_THE EXERCISE_.
What follows is a block of records; reproduce all of it verbatim.

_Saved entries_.
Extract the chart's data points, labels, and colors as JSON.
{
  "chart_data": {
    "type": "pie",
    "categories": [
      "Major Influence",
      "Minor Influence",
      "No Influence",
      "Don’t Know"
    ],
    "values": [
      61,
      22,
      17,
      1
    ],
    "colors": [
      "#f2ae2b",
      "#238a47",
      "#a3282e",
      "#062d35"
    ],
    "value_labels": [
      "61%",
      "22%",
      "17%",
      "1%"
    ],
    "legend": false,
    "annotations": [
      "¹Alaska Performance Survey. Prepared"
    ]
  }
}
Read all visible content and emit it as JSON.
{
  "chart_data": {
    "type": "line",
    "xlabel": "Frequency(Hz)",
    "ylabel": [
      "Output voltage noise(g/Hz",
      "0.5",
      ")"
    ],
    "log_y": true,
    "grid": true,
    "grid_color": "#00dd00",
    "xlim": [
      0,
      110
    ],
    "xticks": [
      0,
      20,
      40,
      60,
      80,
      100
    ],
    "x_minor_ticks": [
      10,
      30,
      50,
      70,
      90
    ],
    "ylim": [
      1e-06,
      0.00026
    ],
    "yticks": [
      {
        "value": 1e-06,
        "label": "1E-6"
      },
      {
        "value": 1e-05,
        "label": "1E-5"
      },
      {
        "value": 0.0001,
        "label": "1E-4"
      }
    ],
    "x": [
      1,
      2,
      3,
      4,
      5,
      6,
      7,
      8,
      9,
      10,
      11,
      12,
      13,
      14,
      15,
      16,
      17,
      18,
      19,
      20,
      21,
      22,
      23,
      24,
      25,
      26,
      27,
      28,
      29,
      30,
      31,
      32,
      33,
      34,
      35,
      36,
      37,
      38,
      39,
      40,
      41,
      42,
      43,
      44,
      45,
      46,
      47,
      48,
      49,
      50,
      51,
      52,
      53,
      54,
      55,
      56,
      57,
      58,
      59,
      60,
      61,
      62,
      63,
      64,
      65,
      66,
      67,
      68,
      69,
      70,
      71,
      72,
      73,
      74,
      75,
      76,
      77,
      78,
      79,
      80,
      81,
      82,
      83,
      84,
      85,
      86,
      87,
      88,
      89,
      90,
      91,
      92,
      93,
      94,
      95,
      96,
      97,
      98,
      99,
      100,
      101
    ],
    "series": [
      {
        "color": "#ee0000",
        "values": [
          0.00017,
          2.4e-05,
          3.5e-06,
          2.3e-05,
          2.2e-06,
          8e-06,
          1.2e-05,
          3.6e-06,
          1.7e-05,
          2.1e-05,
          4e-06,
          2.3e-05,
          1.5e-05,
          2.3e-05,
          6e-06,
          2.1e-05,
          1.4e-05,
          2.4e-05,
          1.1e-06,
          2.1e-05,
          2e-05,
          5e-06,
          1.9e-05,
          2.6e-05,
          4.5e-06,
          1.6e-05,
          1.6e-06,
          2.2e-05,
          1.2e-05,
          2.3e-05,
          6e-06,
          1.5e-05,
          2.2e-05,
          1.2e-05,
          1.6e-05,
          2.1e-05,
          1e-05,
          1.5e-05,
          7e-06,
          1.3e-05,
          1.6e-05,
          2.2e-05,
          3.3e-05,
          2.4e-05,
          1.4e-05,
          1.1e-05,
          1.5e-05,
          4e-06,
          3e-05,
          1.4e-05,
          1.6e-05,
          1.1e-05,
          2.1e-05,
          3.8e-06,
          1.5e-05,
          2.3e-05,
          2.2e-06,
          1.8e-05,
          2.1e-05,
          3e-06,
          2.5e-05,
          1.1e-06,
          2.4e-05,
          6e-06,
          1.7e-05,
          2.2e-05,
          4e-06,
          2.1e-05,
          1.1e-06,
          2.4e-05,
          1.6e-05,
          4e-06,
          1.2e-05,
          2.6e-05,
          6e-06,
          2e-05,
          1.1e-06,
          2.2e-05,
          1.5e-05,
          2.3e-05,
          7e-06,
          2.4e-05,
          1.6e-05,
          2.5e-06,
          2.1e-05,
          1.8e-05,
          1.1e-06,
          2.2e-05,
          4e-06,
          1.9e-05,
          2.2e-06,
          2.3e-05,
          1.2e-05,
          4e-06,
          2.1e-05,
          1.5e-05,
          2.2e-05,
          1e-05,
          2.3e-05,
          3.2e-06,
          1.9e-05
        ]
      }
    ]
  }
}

_WORKED ANSWER_.
Extract the chart's data points, labels, and colors as JSON.
{
  "chart_data": {
    "type": "pie",
    "categories": [
      "Major Influence",
      "Minor Influence",
      "No Influence",
      "Don’t Know"
    ],
    "values": [
      61,
      22,
      17,
      1
    ],
    "colors": [
      "#f2ae2b",
      "#238a47",
      "#a3282e",
      "#062d35"
    ],
    "value_labels": [
      "61%",
      "22%",
      "17%",
      "1%"
    ],
    "legend": false,
    "annotations": [
      "¹Alaska Performance Survey. Prepared"
    ]
  }
}
Read all visible content and emit it as JSON.
{
  "chart_data": {
    "type": "line",
    "xlabel": "Frequency(Hz)",
    "ylabel": [
      "Output voltage noise(g/Hz",
      "0.5",
      ")"
    ],
    "log_y": true,
    "grid": true,
    "grid_color": "#00dd00",
    "xlim": [
      0,
      110
    ],
    "xticks": [
      0,
      20,
      40,
      60,
      80,
      100
    ],
    "x_minor_ticks": [
      10,
      30,
      50,
      70,
      90
    ],
    "ylim": [
      1e-06,
      0.00026
    ],
    "yticks": [
      {
        "value": 1e-06,
        "label": "1E-6"
      },
      {
        "value": 1e-05,
        "label": "1E-5"
      },
      {
        "value": 0.0001,
        "label": "1E-4"
      }
    ],
    "x": [
      1,
      2,
      3,
      4,
      5,
      6,
      7,
      8,
      9,
      10,
      11,
      12,
      13,
      14,
      15,
      16,
      17,
      18,
      19,
      20,
      21,
      22,
      23,
      24,
      25,
      26,
      27,
      28,
      29,
      30,
      31,
      32,
      33,
      34,
      35,
      36,
      37,
      38,
      39,
      40,
      41,
      42,
      43,
      44,
      45,
      46,
      47,
      48,
      49,
      50,
      51,
      52,
      53,
      54,
      55,
      56,
      57,
      58,
      59,
      60,
      61,
      62,
      63,
      64,
      65,
      66,
      67,
      68,
      69,
      70,
      71,
      72,
      73,
      74,
      75,
      76,
      77,
      78,
      79,
      80,
      81,
      82,
      83,
      84,
      85,
      86,
      87,
      88,
      89,
      90,
      91,
      92,
      93,
      94,
      95,
      96,
      97,
      98,
      99,
      100,
      101
    ],
    "series": [
      {
        "color": "#ee0000",
        "values": [
          0.00017,
          2.4e-05,
          3.5e-06,
          2.3e-05,
          2.2e-06,
          8e-06,
          1.2e-05,
          3.6e-06,
          1.7e-05,
          2.1e-05,
          4e-06,
          2.3e-05,
          1.5e-05,
          2.3e-05,
          6e-06,
          2.1e-05,
          1.4e-05,
          2.4e-05,
          1.1e-06,
          2.1e-05,
          2e-05,
          5e-06,
          1.9e-05,
          2.6e-05,
          4.5e-06,
          1.6e-05,
          1.6e-06,
          2.2e-05,
          1.2e-05,
          2.3e-05,
          6e-06,
          1.5e-05,
          2.2e-05,
          1.2e-05,
          1.6e-05,
          2.1e-05,
          1e-05,
          1.5e-05,
          7e-06,
          1.3e-05,
          1.6e-05,
          2.2e-05,
          3.3e-05,
          2.4e-05,
          1.4e-05,
          1.1e-05,
          1.5e-05,
          4e-06,
          3e-05,
          1.4e-05,
          1.6e-05,
          1.1e-05,
          2.1e-05,
          3.8e-06,
          1.5e-05,
          2.3e-05,
          2.2e-06,
          1.8e-05,
          2.1e-05,
          3e-06,
          2.5e-05,
          1.1e-06,
          2.4e-05,
          6e-06,
          1.7e-05,
          2.2e-05,
          4e-06,
          2.1e-05,
          1.1e-06,
          2.4e-05,
          1.6e-05,
          4e-06,
          1.2e-05,
          2.6e-05,
          6e-06,
          2e-05,
          1.1e-06,
          2.2e-05,
          1.5e-05,
          2.3e-05,
          7e-06,
          2.4e-05,
          1.6e-05,
          2.5e-06,
          2.1e-05,
          1.8e-05,
          1.1e-06,
          2.2e-05,
          4e-06,
          1.9e-05,
          2.2e-06,
          2.3e-05,
          1.2e-05,
          4e-06,
          2.1e-05,
          1.5e-05,
          2.2e-05,
          1e-05,
          2.3e-05,
          3.2e-06,
          1.9e-05
        ]
      }
    ]
  }
}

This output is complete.